Your task
All of the lines below are to be transcribed faithfully, with pictures excluded from the copy.

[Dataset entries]
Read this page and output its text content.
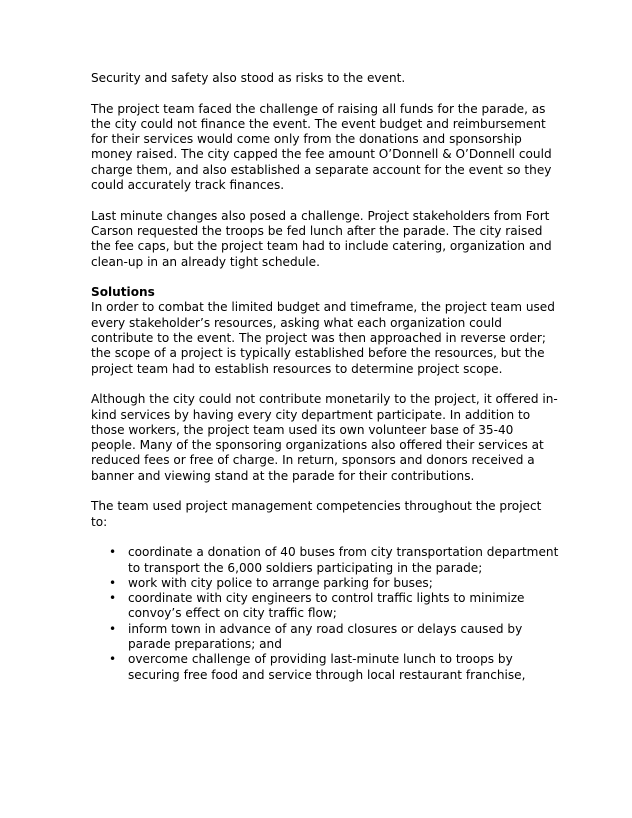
Security and safety also stood as risks to the event.

The project team faced the challenge of raising all funds for the parade, as the city could not finance the event. The event budget and reimbursement for their services would come only from the donations and sponsorship money raised. The city capped the fee amount O’Donnell & O’Donnell could charge them, and also established a separate account for the event so they could accurately track finances.

Last minute changes also posed a challenge. Project stakeholders from Fort Carson requested the troops be fed lunch after the parade. The city raised the fee caps, but the project team had to include catering, organization and clean-up in an already tight schedule.

Solutions

In order to combat the limited budget and timeframe, the project team used every stakeholder’s resources, asking what each organization could contribute to the event. The project was then approached in reverse order; the scope of a project is typically established before the resources, but the project team had to establish resources to determine project scope.

Although the city could not contribute monetarily to the project, it offered in-kind services by having every city department participate. In addition to those workers, the project team used its own volunteer base of 35-40 people. Many of the sponsoring organizations also offered their services at reduced fees or free of charge. In return, sponsors and donors received a banner and viewing stand at the parade for their contributions.

The team used project management competencies throughout the project to:

• coordinate a donation of 40 buses from city transportation department to transport the 6,000 soldiers participating in the parade;
• work with city police to arrange parking for buses;
• coordinate with city engineers to control traffic lights to minimize convoy’s effect on city traffic flow;
• inform town in advance of any road closures or delays caused by parade preparations; and
• overcome challenge of providing last-minute lunch to troops by securing free food and service through local restaurant franchise,
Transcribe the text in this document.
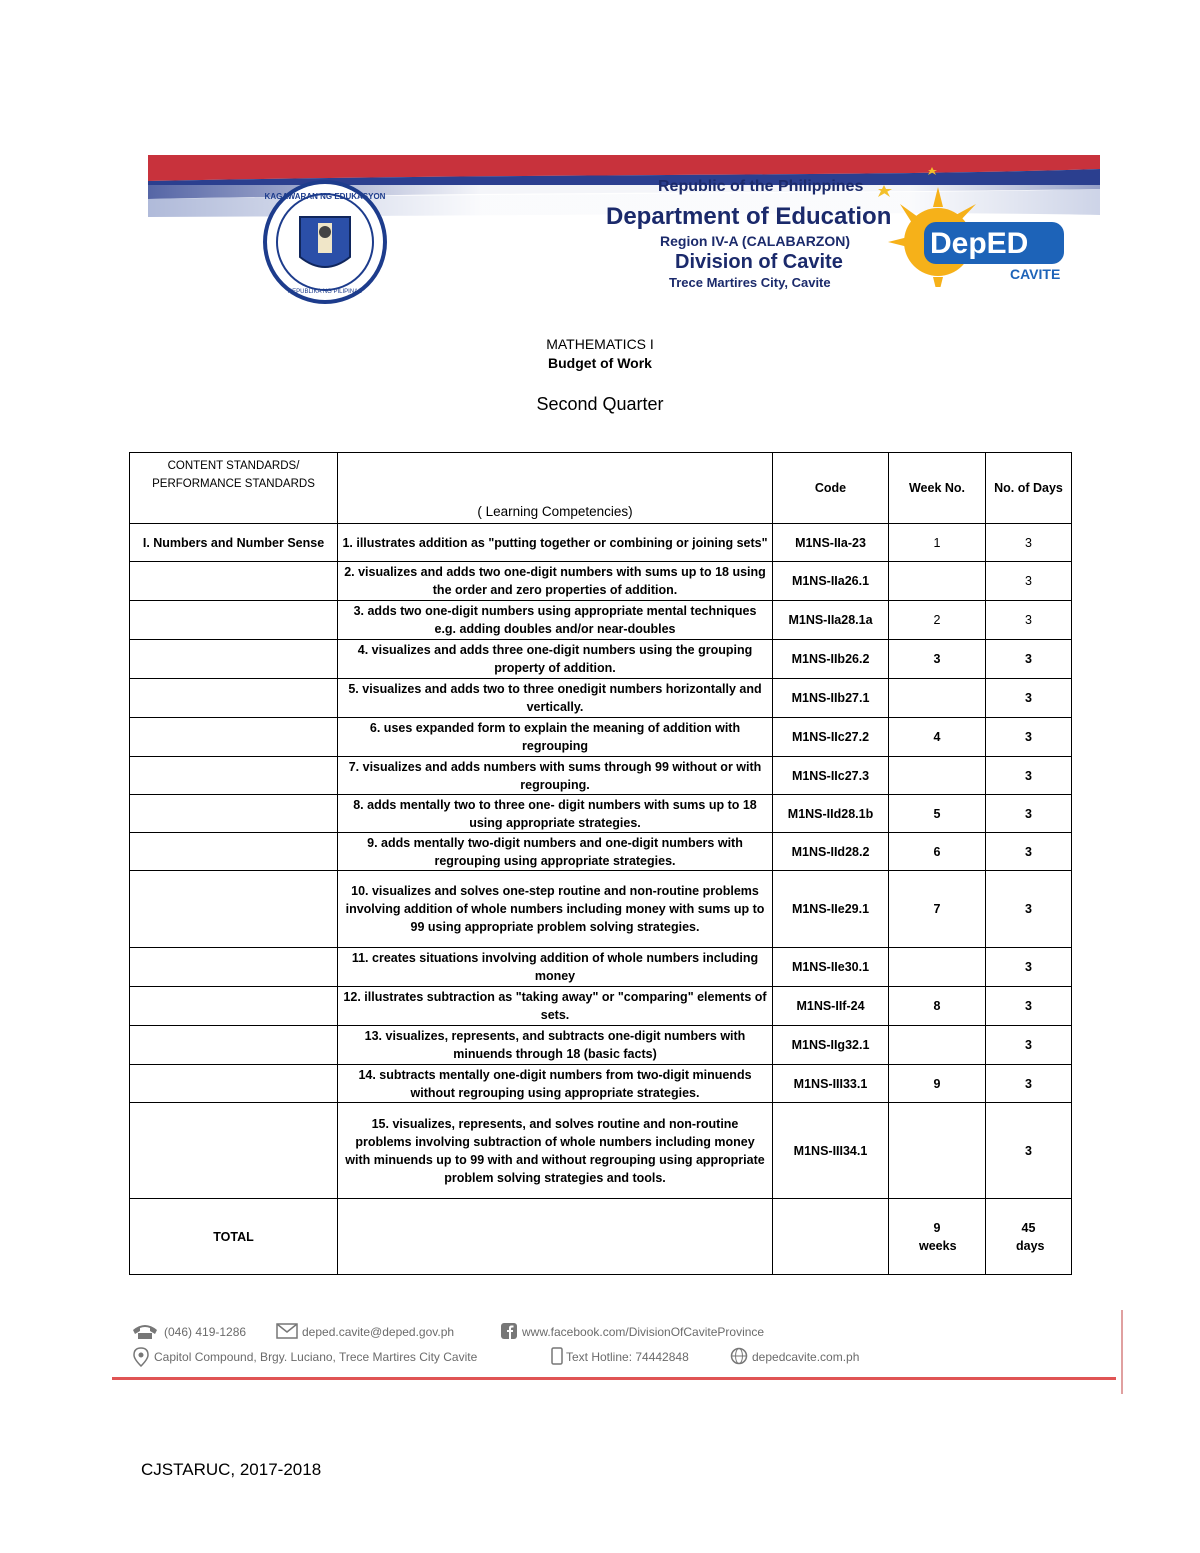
KAGAWARAN NG EDUKASYON
REPUBLIKA NG PILIPINAS
Republic of the Philippines
Department of Education
Region IV-A (CALABARZON)
Division of Cavite
Trece Martires City, Cavite
DepED
CAVITE
MATHEMATICS I
Budget of Work
Second Quarter
CONTENT STANDARDS/ PERFORMANCE STANDARDS	( Learning Competencies)	Code	Week No.	No. of Days
I. Numbers and Number Sense	1. illustrates addition as "putting together or combining or joining sets"	M1NS-IIa-23	1	3
	2. visualizes and adds two one-digit numbers with sums up to 18 using the order and zero properties of addition.	M1NS-IIa26.1		3
	3. adds two one-digit numbers using appropriate mental techniques e.g. adding doubles and/or near-doubles	M1NS-IIa28.1a	2	3
	4. visualizes and adds three one-digit numbers using the grouping property of addition.	M1NS-IIb26.2	3	3
	5. visualizes and adds two to three onedigit numbers horizontally and vertically.	M1NS-IIb27.1		3
	6. uses expanded form to explain the meaning of addition with regrouping	M1NS-IIc27.2	4	3
	7. visualizes and adds numbers with sums through 99 without or with regrouping.	M1NS-IIc27.3		3
	8. adds mentally two to three one- digit numbers with sums up to 18 using appropriate strategies.	M1NS-IId28.1b	5	3
	9. adds mentally two-digit numbers and one-digit numbers with regrouping using appropriate strategies.	M1NS-IId28.2	6	3
	10. visualizes and solves one-step routine and non-routine problems involving addition of whole numbers including money with sums up to 99 using appropriate problem solving strategies.	M1NS-IIe29.1	7	3
	11. creates situations involving addition of whole numbers including money	M1NS-IIe30.1		3
	12. illustrates subtraction as "taking away" or "comparing" elements of sets.	M1NS-IIf-24	8	3
	13. visualizes, represents, and subtracts one-digit numbers with minuends through 18 (basic facts)	M1NS-IIg32.1		3
	14. subtracts mentally one-digit numbers from two-digit minuends without regrouping using appropriate strategies.	M1NS-III33.1	9	3
	15. visualizes, represents, and solves routine and non-routine problems involving subtraction of whole numbers including money with minuends up to 99 with and without regrouping using appropriate problem solving strategies and tools.	M1NS-III34.1		3
TOTAL			9 weeks	45 days
(046) 419-1286	deped.cavite@deped.gov.ph	www.facebook.com/DivisionOfCaviteProvince
Capitol Compound, Brgy. Luciano, Trece Martires City Cavite	Text Hotline: 74442848	depedcavite.com.ph
CJSTARUC, 2017-2018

Finished task
Read this page and output its text content.
Security and safety also stood as risks to the event.

The project team faced the challenge of raising all funds for the parade, as the city could not finance the event. The event budget and reimbursement for their services would come only from the donations and sponsorship money raised. The city capped the fee amount O’Donnell & O’Donnell could charge them, and also established a separate account for the event so they could accurately track finances.

Last minute changes also posed a challenge. Project stakeholders from Fort Carson requested the troops be fed lunch after the parade. The city raised the fee caps, but the project team had to include catering, organization and clean-up in an already tight schedule.

Solutions

In order to combat the limited budget and timeframe, the project team used every stakeholder’s resources, asking what each organization could contribute to the event. The project was then approached in reverse order; the scope of a project is typically established before the resources, but the project team had to establish resources to determine project scope.

Although the city could not contribute monetarily to the project, it offered in-kind services by having every city department participate. In addition to those workers, the project team used its own volunteer base of 35-40 people. Many of the sponsoring organizations also offered their services at reduced fees or free of charge. In return, sponsors and donors received a banner and viewing stand at the parade for their contributions.

The team used project management competencies throughout the project to:

• coordinate a donation of 40 buses from city transportation department to transport the 6,000 soldiers participating in the parade;
• work with city police to arrange parking for buses;
• coordinate with city engineers to control traffic lights to minimize convoy’s effect on city traffic flow;
• inform town in advance of any road closures or delays caused by parade preparations; and
• overcome challenge of providing last-minute lunch to troops by securing free food and service through local restaurant franchise,
Transcribe the text in this document.
KAGAWARAN NG EDUKASYON
REPUBLIKA NG PILIPINAS
Republic of the Philippines
Department of Education
Region IV-A (CALABARZON)
Division of Cavite
Trece Martires City, Cavite
DepED
CAVITE
MATHEMATICS I
Budget of Work
Second Quarter
CONTENT STANDARDS/ PERFORMANCE STANDARDS	( Learning Competencies)	Code	Week No.	No. of Days
I. Numbers and Number Sense	1. illustrates addition as "putting together or combining or joining sets"	M1NS-IIa-23	1	3
	2. visualizes and adds two one-digit numbers with sums up to 18 using the order and zero properties of addition.	M1NS-IIa26.1		3
	3. adds two one-digit numbers using appropriate mental techniques e.g. adding doubles and/or near-doubles	M1NS-IIa28.1a	2	3
	4. visualizes and adds three one-digit numbers using the grouping property of addition.	M1NS-IIb26.2	3	3
	5. visualizes and adds two to three onedigit numbers horizontally and vertically.	M1NS-IIb27.1		3
	6. uses expanded form to explain the meaning of addition with regrouping	M1NS-IIc27.2	4	3
	7. visualizes and adds numbers with sums through 99 without or with regrouping.	M1NS-IIc27.3		3
	8. adds mentally two to three one- digit numbers with sums up to 18 using appropriate strategies.	M1NS-IId28.1b	5	3
	9. adds mentally two-digit numbers and one-digit numbers with regrouping using appropriate strategies.	M1NS-IId28.2	6	3
	10. visualizes and solves one-step routine and non-routine problems involving addition of whole numbers including money with sums up to 99 using appropriate problem solving strategies.	M1NS-IIe29.1	7	3
	11. creates situations involving addition of whole numbers including money	M1NS-IIe30.1		3
	12. illustrates subtraction as "taking away" or "comparing" elements of sets.	M1NS-IIf-24	8	3
	13. visualizes, represents, and subtracts one-digit numbers with minuends through 18 (basic facts)	M1NS-IIg32.1		3
	14. subtracts mentally one-digit numbers from two-digit minuends without regrouping using appropriate strategies.	M1NS-III33.1	9	3
	15. visualizes, represents, and solves routine and non-routine problems involving subtraction of whole numbers including money with minuends up to 99 with and without regrouping using appropriate problem solving strategies and tools.	M1NS-III34.1		3
TOTAL			9 weeks	45 days
(046) 419-1286	deped.cavite@deped.gov.ph	www.facebook.com/DivisionOfCaviteProvince
Capitol Compound, Brgy. Luciano, Trece Martires City Cavite	Text Hotline: 74442848	depedcavite.com.ph
CJSTARUC, 2017-2018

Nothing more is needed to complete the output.